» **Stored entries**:
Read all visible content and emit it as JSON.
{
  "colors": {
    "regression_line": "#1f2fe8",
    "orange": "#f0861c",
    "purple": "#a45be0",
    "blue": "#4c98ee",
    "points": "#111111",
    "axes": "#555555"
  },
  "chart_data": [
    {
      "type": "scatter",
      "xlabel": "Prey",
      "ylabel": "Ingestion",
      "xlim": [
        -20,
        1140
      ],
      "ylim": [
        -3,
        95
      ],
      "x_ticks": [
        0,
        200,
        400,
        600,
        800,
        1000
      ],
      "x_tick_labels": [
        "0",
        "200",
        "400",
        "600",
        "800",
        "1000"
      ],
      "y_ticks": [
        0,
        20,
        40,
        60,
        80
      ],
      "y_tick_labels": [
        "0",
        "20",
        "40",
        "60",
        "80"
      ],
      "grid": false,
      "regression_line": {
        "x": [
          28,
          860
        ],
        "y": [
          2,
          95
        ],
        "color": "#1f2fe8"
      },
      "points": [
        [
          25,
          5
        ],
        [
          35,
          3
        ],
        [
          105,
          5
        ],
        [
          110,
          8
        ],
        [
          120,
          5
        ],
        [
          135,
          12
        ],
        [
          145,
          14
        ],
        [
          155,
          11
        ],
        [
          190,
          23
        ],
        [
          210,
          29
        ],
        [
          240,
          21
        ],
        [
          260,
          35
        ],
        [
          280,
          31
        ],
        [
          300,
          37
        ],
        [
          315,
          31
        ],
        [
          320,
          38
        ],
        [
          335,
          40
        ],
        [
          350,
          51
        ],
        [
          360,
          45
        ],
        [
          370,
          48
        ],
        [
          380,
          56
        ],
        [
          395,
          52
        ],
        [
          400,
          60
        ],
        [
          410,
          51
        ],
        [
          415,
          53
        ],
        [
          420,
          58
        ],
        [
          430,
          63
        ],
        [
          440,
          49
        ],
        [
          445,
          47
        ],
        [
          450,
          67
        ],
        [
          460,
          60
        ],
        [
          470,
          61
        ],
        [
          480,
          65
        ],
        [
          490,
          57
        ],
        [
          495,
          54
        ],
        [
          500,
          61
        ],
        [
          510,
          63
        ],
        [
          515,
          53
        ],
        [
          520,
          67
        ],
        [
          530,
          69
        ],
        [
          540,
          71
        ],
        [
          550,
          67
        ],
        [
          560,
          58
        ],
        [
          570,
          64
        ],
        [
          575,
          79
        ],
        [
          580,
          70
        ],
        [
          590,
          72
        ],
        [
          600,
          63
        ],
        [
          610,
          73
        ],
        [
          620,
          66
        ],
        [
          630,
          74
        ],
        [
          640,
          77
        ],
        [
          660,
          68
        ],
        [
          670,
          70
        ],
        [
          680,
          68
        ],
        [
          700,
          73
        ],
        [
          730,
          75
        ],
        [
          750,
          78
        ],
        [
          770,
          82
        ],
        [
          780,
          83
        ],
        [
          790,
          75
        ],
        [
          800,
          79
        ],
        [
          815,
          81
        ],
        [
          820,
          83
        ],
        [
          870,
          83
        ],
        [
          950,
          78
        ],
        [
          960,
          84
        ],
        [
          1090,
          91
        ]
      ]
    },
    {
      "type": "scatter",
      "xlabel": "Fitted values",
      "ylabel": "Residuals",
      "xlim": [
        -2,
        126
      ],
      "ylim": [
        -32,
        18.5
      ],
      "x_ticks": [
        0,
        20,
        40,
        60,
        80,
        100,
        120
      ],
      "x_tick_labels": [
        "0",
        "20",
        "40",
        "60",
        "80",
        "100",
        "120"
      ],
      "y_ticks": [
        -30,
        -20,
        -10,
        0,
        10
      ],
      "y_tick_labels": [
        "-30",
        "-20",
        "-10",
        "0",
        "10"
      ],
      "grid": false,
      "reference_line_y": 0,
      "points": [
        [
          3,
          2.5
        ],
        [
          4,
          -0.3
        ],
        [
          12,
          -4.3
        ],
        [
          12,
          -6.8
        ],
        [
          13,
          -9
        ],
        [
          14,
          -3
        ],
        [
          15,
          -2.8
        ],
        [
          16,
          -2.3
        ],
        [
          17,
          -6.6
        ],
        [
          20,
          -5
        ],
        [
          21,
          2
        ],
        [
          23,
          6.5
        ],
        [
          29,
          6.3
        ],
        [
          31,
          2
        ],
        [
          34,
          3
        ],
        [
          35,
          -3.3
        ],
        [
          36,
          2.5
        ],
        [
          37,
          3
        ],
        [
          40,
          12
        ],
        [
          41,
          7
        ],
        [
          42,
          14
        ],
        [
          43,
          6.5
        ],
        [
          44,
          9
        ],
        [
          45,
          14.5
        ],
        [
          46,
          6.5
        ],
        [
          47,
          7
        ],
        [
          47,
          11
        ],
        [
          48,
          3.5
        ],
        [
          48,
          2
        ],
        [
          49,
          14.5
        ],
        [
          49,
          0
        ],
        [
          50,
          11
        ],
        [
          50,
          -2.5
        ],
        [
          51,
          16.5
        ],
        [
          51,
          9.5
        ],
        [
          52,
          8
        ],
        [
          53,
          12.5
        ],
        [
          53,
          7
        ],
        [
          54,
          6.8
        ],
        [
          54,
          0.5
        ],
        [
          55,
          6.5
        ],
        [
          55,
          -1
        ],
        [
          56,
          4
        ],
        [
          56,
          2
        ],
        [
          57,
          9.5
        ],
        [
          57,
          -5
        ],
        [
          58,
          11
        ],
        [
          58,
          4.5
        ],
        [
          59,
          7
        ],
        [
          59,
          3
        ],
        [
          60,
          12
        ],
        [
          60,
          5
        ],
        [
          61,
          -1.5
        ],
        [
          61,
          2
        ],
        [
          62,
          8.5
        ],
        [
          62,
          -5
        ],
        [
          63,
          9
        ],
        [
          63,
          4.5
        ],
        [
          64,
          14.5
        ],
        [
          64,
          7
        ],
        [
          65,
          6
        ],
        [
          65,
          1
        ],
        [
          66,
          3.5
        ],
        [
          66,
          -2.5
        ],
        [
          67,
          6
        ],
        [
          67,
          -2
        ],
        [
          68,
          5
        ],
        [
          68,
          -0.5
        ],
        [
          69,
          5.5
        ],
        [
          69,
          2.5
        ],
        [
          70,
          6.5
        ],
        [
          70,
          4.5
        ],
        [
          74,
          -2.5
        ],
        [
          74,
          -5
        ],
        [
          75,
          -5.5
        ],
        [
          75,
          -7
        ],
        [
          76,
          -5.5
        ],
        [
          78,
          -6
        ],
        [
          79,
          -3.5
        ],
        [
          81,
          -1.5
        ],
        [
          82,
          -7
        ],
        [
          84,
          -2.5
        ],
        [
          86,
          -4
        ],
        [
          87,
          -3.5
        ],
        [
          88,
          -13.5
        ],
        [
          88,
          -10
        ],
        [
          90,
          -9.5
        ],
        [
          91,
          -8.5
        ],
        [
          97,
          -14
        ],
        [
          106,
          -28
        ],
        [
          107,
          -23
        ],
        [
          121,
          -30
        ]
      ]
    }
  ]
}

» **Description of the task**:
Extract the full set of entries word for word.

» **Correct answer**:
Read all visible content and emit it as JSON.
{
  "colors": {
    "regression_line": "#1f2fe8",
    "orange": "#f0861c",
    "purple": "#a45be0",
    "blue": "#4c98ee",
    "points": "#111111",
    "axes": "#555555"
  },
  "chart_data": [
    {
      "type": "scatter",
      "xlabel": "Prey",
      "ylabel": "Ingestion",
      "xlim": [
        -20,
        1140
      ],
      "ylim": [
        -3,
        95
      ],
      "x_ticks": [
        0,
        200,
        400,
        600,
        800,
        1000
      ],
      "x_tick_labels": [
        "0",
        "200",
        "400",
        "600",
        "800",
        "1000"
      ],
      "y_ticks": [
        0,
        20,
        40,
        60,
        80
      ],
      "y_tick_labels": [
        "0",
        "20",
        "40",
        "60",
        "80"
      ],
      "grid": false,
      "regression_line": {
        "x": [
          28,
          860
        ],
        "y": [
          2,
          95
        ],
        "color": "#1f2fe8"
      },
      "points": [
        [
          25,
          5
        ],
        [
          35,
          3
        ],
        [
          105,
          5
        ],
        [
          110,
          8
        ],
        [
          120,
          5
        ],
        [
          135,
          12
        ],
        [
          145,
          14
        ],
        [
          155,
          11
        ],
        [
          190,
          23
        ],
        [
          210,
          29
        ],
        [
          240,
          21
        ],
        [
          260,
          35
        ],
        [
          280,
          31
        ],
        [
          300,
          37
        ],
        [
          315,
          31
        ],
        [
          320,
          38
        ],
        [
          335,
          40
        ],
        [
          350,
          51
        ],
        [
          360,
          45
        ],
        [
          370,
          48
        ],
        [
          380,
          56
        ],
        [
          395,
          52
        ],
        [
          400,
          60
        ],
        [
          410,
          51
        ],
        [
          415,
          53
        ],
        [
          420,
          58
        ],
        [
          430,
          63
        ],
        [
          440,
          49
        ],
        [
          445,
          47
        ],
        [
          450,
          67
        ],
        [
          460,
          60
        ],
        [
          470,
          61
        ],
        [
          480,
          65
        ],
        [
          490,
          57
        ],
        [
          495,
          54
        ],
        [
          500,
          61
        ],
        [
          510,
          63
        ],
        [
          515,
          53
        ],
        [
          520,
          67
        ],
        [
          530,
          69
        ],
        [
          540,
          71
        ],
        [
          550,
          67
        ],
        [
          560,
          58
        ],
        [
          570,
          64
        ],
        [
          575,
          79
        ],
        [
          580,
          70
        ],
        [
          590,
          72
        ],
        [
          600,
          63
        ],
        [
          610,
          73
        ],
        [
          620,
          66
        ],
        [
          630,
          74
        ],
        [
          640,
          77
        ],
        [
          660,
          68
        ],
        [
          670,
          70
        ],
        [
          680,
          68
        ],
        [
          700,
          73
        ],
        [
          730,
          75
        ],
        [
          750,
          78
        ],
        [
          770,
          82
        ],
        [
          780,
          83
        ],
        [
          790,
          75
        ],
        [
          800,
          79
        ],
        [
          815,
          81
        ],
        [
          820,
          83
        ],
        [
          870,
          83
        ],
        [
          950,
          78
        ],
        [
          960,
          84
        ],
        [
          1090,
          91
        ]
      ]
    },
    {
      "type": "scatter",
      "xlabel": "Fitted values",
      "ylabel": "Residuals",
      "xlim": [
        -2,
        126
      ],
      "ylim": [
        -32,
        18.5
      ],
      "x_ticks": [
        0,
        20,
        40,
        60,
        80,
        100,
        120
      ],
      "x_tick_labels": [
        "0",
        "20",
        "40",
        "60",
        "80",
        "100",
        "120"
      ],
      "y_ticks": [
        -30,
        -20,
        -10,
        0,
        10
      ],
      "y_tick_labels": [
        "-30",
        "-20",
        "-10",
        "0",
        "10"
      ],
      "grid": false,
      "reference_line_y": 0,
      "points": [
        [
          3,
          2.5
        ],
        [
          4,
          -0.3
        ],
        [
          12,
          -4.3
        ],
        [
          12,
          -6.8
        ],
        [
          13,
          -9
        ],
        [
          14,
          -3
        ],
        [
          15,
          -2.8
        ],
        [
          16,
          -2.3
        ],
        [
          17,
          -6.6
        ],
        [
          20,
          -5
        ],
        [
          21,
          2
        ],
        [
          23,
          6.5
        ],
        [
          29,
          6.3
        ],
        [
          31,
          2
        ],
        [
          34,
          3
        ],
        [
          35,
          -3.3
        ],
        [
          36,
          2.5
        ],
        [
          37,
          3
        ],
        [
          40,
          12
        ],
        [
          41,
          7
        ],
        [
          42,
          14
        ],
        [
          43,
          6.5
        ],
        [
          44,
          9
        ],
        [
          45,
          14.5
        ],
        [
          46,
          6.5
        ],
        [
          47,
          7
        ],
        [
          47,
          11
        ],
        [
          48,
          3.5
        ],
        [
          48,
          2
        ],
        [
          49,
          14.5
        ],
        [
          49,
          0
        ],
        [
          50,
          11
        ],
        [
          50,
          -2.5
        ],
        [
          51,
          16.5
        ],
        [
          51,
          9.5
        ],
        [
          52,
          8
        ],
        [
          53,
          12.5
        ],
        [
          53,
          7
        ],
        [
          54,
          6.8
        ],
        [
          54,
          0.5
        ],
        [
          55,
          6.5
        ],
        [
          55,
          -1
        ],
        [
          56,
          4
        ],
        [
          56,
          2
        ],
        [
          57,
          9.5
        ],
        [
          57,
          -5
        ],
        [
          58,
          11
        ],
        [
          58,
          4.5
        ],
        [
          59,
          7
        ],
        [
          59,
          3
        ],
        [
          60,
          12
        ],
        [
          60,
          5
        ],
        [
          61,
          -1.5
        ],
        [
          61,
          2
        ],
        [
          62,
          8.5
        ],
        [
          62,
          -5
        ],
        [
          63,
          9
        ],
        [
          63,
          4.5
        ],
        [
          64,
          14.5
        ],
        [
          64,
          7
        ],
        [
          65,
          6
        ],
        [
          65,
          1
        ],
        [
          66,
          3.5
        ],
        [
          66,
          -2.5
        ],
        [
          67,
          6
        ],
        [
          67,
          -2
        ],
        [
          68,
          5
        ],
        [
          68,
          -0.5
        ],
        [
          69,
          5.5
        ],
        [
          69,
          2.5
        ],
        [
          70,
          6.5
        ],
        [
          70,
          4.5
        ],
        [
          74,
          -2.5
        ],
        [
          74,
          -5
        ],
        [
          75,
          -5.5
        ],
        [
          75,
          -7
        ],
        [
          76,
          -5.5
        ],
        [
          78,
          -6
        ],
        [
          79,
          -3.5
        ],
        [
          81,
          -1.5
        ],
        [
          82,
          -7
        ],
        [
          84,
          -2.5
        ],
        [
          86,
          -4
        ],
        [
          87,
          -3.5
        ],
        [
          88,
          -13.5
        ],
        [
          88,
          -10
        ],
        [
          90,
          -9.5
        ],
        [
          91,
          -8.5
        ],
        [
          97,
          -14
        ],
        [
          106,
          -28
        ],
        [
          107,
          -23
        ],
        [
          121,
          -30
        ]
      ]
    }
  ]
}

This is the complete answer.